Items from a figure collection:
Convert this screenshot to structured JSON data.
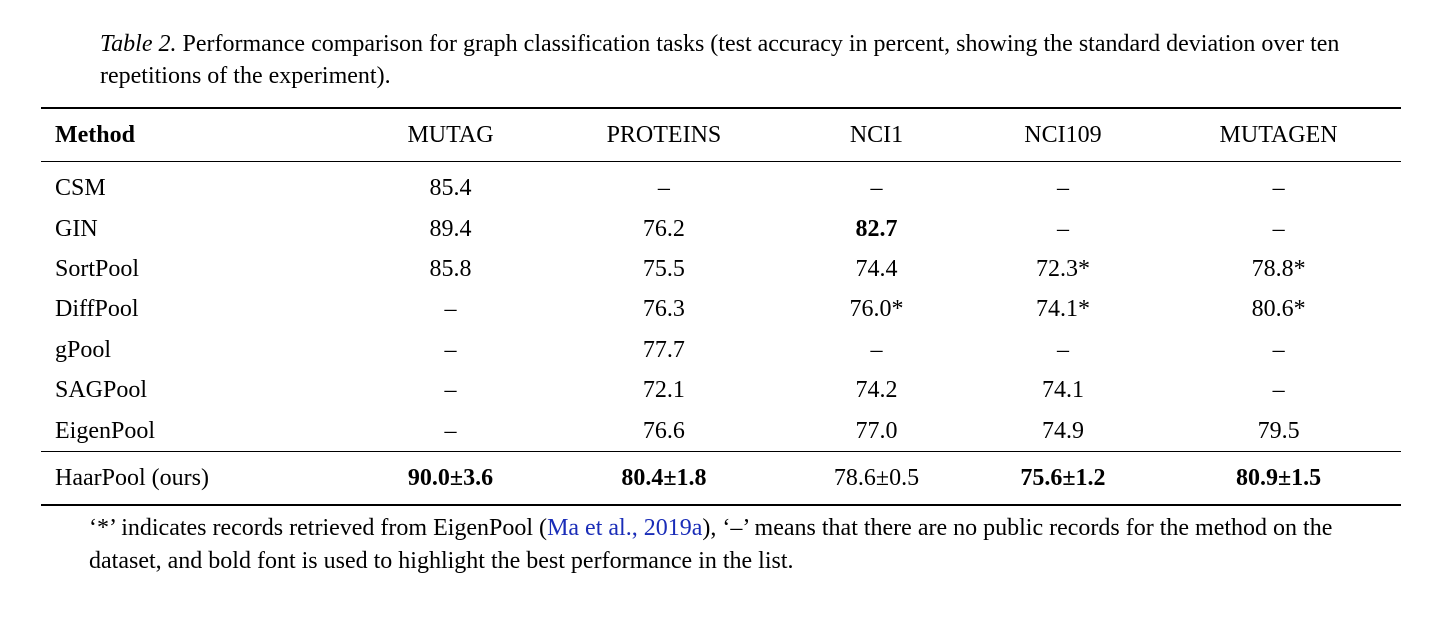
{
  "caption": {
    "table_label": "Table 2.",
    "text_after_label": " Performance comparison for graph classification tasks (test accuracy in percent, showing the standard deviation over ten repetitions of the experiment)."
  },
  "table": {
    "columns": [
      "Method",
      "MUTAG",
      "PROTEINS",
      "NCI1",
      "NCI109",
      "MUTAGEN"
    ],
    "rows": [
      {
        "method": "CSM",
        "vals": [
          "85.4",
          "–",
          "–",
          "–",
          "–"
        ],
        "bold": [
          false,
          false,
          false,
          false,
          false
        ]
      },
      {
        "method": "GIN",
        "vals": [
          "89.4",
          "76.2",
          "82.7",
          "–",
          "–"
        ],
        "bold": [
          false,
          false,
          true,
          false,
          false
        ]
      },
      {
        "method": "SortPool",
        "vals": [
          "85.8",
          "75.5",
          "74.4",
          "72.3*",
          "78.8*"
        ],
        "bold": [
          false,
          false,
          false,
          false,
          false
        ]
      },
      {
        "method": "DiffPool",
        "vals": [
          "–",
          "76.3",
          "76.0*",
          "74.1*",
          "80.6*"
        ],
        "bold": [
          false,
          false,
          false,
          false,
          false
        ]
      },
      {
        "method": "gPool",
        "vals": [
          "–",
          "77.7",
          "–",
          "–",
          "–"
        ],
        "bold": [
          false,
          false,
          false,
          false,
          false
        ]
      },
      {
        "method": "SAGPool",
        "vals": [
          "–",
          "72.1",
          "74.2",
          "74.1",
          "–"
        ],
        "bold": [
          false,
          false,
          false,
          false,
          false
        ]
      },
      {
        "method": "EigenPool",
        "vals": [
          "–",
          "76.6",
          "77.0",
          "74.9",
          "79.5"
        ],
        "bold": [
          false,
          false,
          false,
          false,
          false
        ]
      }
    ],
    "final_row": {
      "method": "HaarPool (ours)",
      "vals": [
        "90.0±3.6",
        "80.4±1.8",
        "78.6±0.5",
        "75.6±1.2",
        "80.9±1.5"
      ],
      "bold": [
        true,
        true,
        false,
        true,
        true
      ]
    }
  },
  "footnote": {
    "before_cite": "‘*’ indicates records retrieved from EigenPool (",
    "cite": "Ma et al., 2019a",
    "after_cite": "), ‘–’ means that there are no public records for the method on the dataset, and bold font is used to highlight the best performance in the list."
  },
  "colors": {
    "text": "#000000",
    "background": "#ffffff",
    "cite": "#1a2db8",
    "rule": "#000000"
  },
  "fonts": {
    "family": "Times New Roman",
    "body_size_pt": 18
  }
}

- _Problem to work on_
The records above need to be given again exactly. Omit the pictures.

- _Task solution_
Convert this screenshot to structured JSON data.
{
  "caption": {
    "table_label": "Table 2.",
    "text_after_label": " Performance comparison for graph classification tasks (test accuracy in percent, showing the standard deviation over ten repetitions of the experiment)."
  },
  "table": {
    "columns": [
      "Method",
      "MUTAG",
      "PROTEINS",
      "NCI1",
      "NCI109",
      "MUTAGEN"
    ],
    "rows": [
      {
        "method": "CSM",
        "vals": [
          "85.4",
          "–",
          "–",
          "–",
          "–"
        ],
        "bold": [
          false,
          false,
          false,
          false,
          false
        ]
      },
      {
        "method": "GIN",
        "vals": [
          "89.4",
          "76.2",
          "82.7",
          "–",
          "–"
        ],
        "bold": [
          false,
          false,
          true,
          false,
          false
        ]
      },
      {
        "method": "SortPool",
        "vals": [
          "85.8",
          "75.5",
          "74.4",
          "72.3*",
          "78.8*"
        ],
        "bold": [
          false,
          false,
          false,
          false,
          false
        ]
      },
      {
        "method": "DiffPool",
        "vals": [
          "–",
          "76.3",
          "76.0*",
          "74.1*",
          "80.6*"
        ],
        "bold": [
          false,
          false,
          false,
          false,
          false
        ]
      },
      {
        "method": "gPool",
        "vals": [
          "–",
          "77.7",
          "–",
          "–",
          "–"
        ],
        "bold": [
          false,
          false,
          false,
          false,
          false
        ]
      },
      {
        "method": "SAGPool",
        "vals": [
          "–",
          "72.1",
          "74.2",
          "74.1",
          "–"
        ],
        "bold": [
          false,
          false,
          false,
          false,
          false
        ]
      },
      {
        "method": "EigenPool",
        "vals": [
          "–",
          "76.6",
          "77.0",
          "74.9",
          "79.5"
        ],
        "bold": [
          false,
          false,
          false,
          false,
          false
        ]
      }
    ],
    "final_row": {
      "method": "HaarPool (ours)",
      "vals": [
        "90.0±3.6",
        "80.4±1.8",
        "78.6±0.5",
        "75.6±1.2",
        "80.9±1.5"
      ],
      "bold": [
        true,
        true,
        false,
        true,
        true
      ]
    }
  },
  "footnote": {
    "before_cite": "‘*’ indicates records retrieved from EigenPool (",
    "cite": "Ma et al., 2019a",
    "after_cite": "), ‘–’ means that there are no public records for the method on the dataset, and bold font is used to highlight the best performance in the list."
  },
  "colors": {
    "text": "#000000",
    "background": "#ffffff",
    "cite": "#1a2db8",
    "rule": "#000000"
  },
  "fonts": {
    "family": "Times New Roman",
    "body_size_pt": 18
  }
}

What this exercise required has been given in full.